**Given exercise 1**
Edit the records from the first line through the line containing "pilaster bbox=[320, 64, 324, 522]" by replacing "left-span-label" with "left-span-text". Keep everything else unchanged.

Andy Roche, still from Black Iron Vatican, 2007, Super 8 film, courtesy of the artist

Black Iron Vatican
an At the Edge: Innovative Art in Chicago project

Andy Roche
January 29-March 8, 2008
Reception: Wednesday, January 30, 2008, 5-8 pm

Related film screening, The Religious Show, curated by Ben Russell: Wednesday, February 20, 7pm
Artist Q&A Session: Wednesday, February 27, 12pm

With the exhibition Black Iron Vatican Andy Roche develops an aesthetic examination of the Catholic left. In an installation of multiple video works and posters, Roche draws a relationship between the subjectivity expressed in the radical witnessing of Catholic leftists and the reverie of pop culture devotees holed up behind bedroom doors.  Featured elements of this, Roche’s first solo exhibition, include a recitation of the rosary as a howling dub performance, images of nuclear warheads played like marimbas, the arrests that follow the annual protest trespass at Fort Benning, Georgia, and scenes of ecstatic collective protest.

The central piece, Black Iron Vatican, a 16 minute long silent video, shifts through allusion and documentary toward evocative results. Opening with a scene of discussion, possibly religious testifying, the action quickly segues into found footage of the Hennessey sisters, famous siblings and Franciscan nuns from Dubuque, Iowa, long active in radical social activism. In 2001, Dorothy, at the time 88, and Gwen, at the time 68, were sentenced to 6 months each in federal prison for trespassing on Fort Benning’s Western Hemisphere Institute for Security Cooperation (formerly the School of the Americas), a base implicated in the training of Latin American paramilitary groups known for human rights abuses. Setting a foundation for issues of witnessing, surveillance, testifying, higher powers and subterfuge, the Hennessey sisters imagery gives way to hammering hands and commences to a series of disconcerting intercuts, including recent footage of Fort Benning protests, that suture together the mundane and the fantastical as based in faith and body. In fleeting footage that is sometimes frenetic and sometimes elusive, even foreboding, the zone of trespass at Fort Benning is established. When one protestor, enacting her belief, quickly crosses that line, the force of her capture is felt through a long close-up shot. The fuzzy and faded exposures and focus of Black Iron Vatican recall the formal qualities of independent cinema as well as leftist guerilla filmmaking of the 60s and 70s, evoking questions about the position of the sites, activities and aesthetics of contemporary protest as they have been influenced by established histories and practices.

**Available data**
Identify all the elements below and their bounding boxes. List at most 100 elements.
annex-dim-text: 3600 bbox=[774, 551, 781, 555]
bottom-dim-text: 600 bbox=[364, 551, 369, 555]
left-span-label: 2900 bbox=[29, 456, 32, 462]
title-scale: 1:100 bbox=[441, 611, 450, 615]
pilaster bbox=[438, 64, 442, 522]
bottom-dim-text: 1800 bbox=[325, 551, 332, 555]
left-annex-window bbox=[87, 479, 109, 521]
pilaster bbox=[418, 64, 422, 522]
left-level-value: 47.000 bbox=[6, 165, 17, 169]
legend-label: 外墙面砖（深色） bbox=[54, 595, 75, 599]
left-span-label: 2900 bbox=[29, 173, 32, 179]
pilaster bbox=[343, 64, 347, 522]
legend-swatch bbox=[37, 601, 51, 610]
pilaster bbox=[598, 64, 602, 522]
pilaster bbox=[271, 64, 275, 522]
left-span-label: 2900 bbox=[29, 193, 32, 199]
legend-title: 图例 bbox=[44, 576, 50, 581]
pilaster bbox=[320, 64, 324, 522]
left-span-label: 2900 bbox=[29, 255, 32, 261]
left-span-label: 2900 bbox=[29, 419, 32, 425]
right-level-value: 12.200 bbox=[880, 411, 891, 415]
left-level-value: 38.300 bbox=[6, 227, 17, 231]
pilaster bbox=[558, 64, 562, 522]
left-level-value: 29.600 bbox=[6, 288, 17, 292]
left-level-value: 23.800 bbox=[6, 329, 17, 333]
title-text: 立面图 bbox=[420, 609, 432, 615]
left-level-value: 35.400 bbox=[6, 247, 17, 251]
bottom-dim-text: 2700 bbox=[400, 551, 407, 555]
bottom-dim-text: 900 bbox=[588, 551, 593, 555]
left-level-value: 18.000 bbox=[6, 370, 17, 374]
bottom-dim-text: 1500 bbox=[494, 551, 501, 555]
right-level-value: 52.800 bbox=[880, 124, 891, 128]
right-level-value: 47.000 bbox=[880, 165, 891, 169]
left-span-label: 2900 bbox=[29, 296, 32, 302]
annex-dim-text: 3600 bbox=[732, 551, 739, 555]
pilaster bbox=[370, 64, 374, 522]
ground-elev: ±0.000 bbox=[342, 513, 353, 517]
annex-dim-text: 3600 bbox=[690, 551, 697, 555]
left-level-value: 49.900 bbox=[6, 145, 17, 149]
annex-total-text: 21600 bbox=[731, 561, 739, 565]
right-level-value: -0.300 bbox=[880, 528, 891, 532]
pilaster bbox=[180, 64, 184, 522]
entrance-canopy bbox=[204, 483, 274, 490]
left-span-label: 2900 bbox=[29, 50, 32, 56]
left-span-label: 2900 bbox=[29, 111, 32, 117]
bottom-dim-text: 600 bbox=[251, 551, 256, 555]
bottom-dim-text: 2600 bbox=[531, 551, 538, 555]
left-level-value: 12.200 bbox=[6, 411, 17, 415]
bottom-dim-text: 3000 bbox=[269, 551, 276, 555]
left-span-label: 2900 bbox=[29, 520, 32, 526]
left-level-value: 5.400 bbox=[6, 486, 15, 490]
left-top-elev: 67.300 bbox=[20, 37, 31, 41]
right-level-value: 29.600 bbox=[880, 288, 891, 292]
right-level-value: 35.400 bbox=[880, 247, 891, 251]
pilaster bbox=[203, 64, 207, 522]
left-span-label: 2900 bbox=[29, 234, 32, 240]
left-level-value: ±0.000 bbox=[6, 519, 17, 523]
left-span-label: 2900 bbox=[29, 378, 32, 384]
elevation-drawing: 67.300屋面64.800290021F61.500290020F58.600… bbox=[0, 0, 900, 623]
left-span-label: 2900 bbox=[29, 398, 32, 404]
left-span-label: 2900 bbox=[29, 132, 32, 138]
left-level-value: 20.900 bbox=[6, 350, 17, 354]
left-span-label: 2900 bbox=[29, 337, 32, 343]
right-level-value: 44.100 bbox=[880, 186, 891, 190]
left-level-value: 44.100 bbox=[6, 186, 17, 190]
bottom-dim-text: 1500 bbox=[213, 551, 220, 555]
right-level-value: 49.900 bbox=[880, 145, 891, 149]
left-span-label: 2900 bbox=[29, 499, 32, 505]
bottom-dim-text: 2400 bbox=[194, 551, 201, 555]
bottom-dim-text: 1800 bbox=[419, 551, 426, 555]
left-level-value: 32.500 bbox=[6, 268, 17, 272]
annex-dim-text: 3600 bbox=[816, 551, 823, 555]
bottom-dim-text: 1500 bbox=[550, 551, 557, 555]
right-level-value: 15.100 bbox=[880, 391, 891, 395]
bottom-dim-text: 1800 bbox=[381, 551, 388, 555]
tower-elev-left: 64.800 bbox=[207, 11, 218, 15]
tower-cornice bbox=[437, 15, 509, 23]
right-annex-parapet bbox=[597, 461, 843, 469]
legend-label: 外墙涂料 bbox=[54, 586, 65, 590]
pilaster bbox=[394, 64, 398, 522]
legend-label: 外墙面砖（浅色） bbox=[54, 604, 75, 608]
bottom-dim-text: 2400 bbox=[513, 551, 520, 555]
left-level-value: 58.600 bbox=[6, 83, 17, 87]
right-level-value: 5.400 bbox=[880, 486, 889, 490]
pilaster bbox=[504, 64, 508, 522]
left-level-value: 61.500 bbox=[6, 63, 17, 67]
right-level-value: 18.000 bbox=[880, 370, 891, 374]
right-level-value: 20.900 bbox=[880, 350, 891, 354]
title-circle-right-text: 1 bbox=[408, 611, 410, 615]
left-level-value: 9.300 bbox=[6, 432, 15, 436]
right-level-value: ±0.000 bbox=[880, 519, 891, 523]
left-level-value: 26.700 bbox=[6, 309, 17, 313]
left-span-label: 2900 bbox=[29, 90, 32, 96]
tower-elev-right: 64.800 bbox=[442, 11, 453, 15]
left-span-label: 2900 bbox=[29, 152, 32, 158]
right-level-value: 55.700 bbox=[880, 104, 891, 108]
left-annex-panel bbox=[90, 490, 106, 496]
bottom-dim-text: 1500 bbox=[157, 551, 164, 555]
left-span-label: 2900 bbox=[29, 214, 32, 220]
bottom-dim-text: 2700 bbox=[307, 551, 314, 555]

**Given exercise 2**
Reproduce the exhibition description word for word from "Related film screening, The" to "ecstatic collective protest.".

**Exercise output 1**
Identify all the elements below and their bounding boxes. List at most 100 elements.
annex-dim-text: 3600 bbox=[774, 551, 781, 555]
bottom-dim-text: 600 bbox=[364, 551, 369, 555]
left-span-text: 2900 bbox=[29, 456, 32, 462]
title-scale: 1:100 bbox=[441, 611, 450, 615]
pilaster bbox=[438, 64, 442, 522]
bottom-dim-text: 1800 bbox=[325, 551, 332, 555]
left-annex-window bbox=[87, 479, 109, 521]
pilaster bbox=[418, 64, 422, 522]
left-level-value: 47.000 bbox=[6, 165, 17, 169]
legend-label: 外墙面砖（深色） bbox=[54, 595, 75, 599]
left-span-text: 2900 bbox=[29, 173, 32, 179]
pilaster bbox=[343, 64, 347, 522]
legend-swatch bbox=[37, 601, 51, 610]
pilaster bbox=[598, 64, 602, 522]
pilaster bbox=[271, 64, 275, 522]
left-span-text: 2900 bbox=[29, 193, 32, 199]
legend-title: 图例 bbox=[44, 576, 50, 581]
pilaster bbox=[320, 64, 324, 522]

**Exercise output 2**
Related film screening, The Religious Show, curated by Ben Russell: Wednesday, February 20, 7pm
Artist Q&A Session: Wednesday, February 27, 12pm

With the exhibition Black Iron Vatican Andy Roche develops an aesthetic examination of the Catholic left. In an installation of multiple video works and posters, Roche draws a relationship between the subjectivity expressed in the radical witnessing of Catholic leftists and the reverie of pop culture devotees holed up behind bedroom doors.  Featured elements of this, Roche’s first solo exhibition, include a recitation of the rosary as a howling dub performance, images of nuclear warheads played like marimbas, the arrests that follow the annual protest trespass at Fort Benning, Georgia, and scenes of ecstatic collective protest.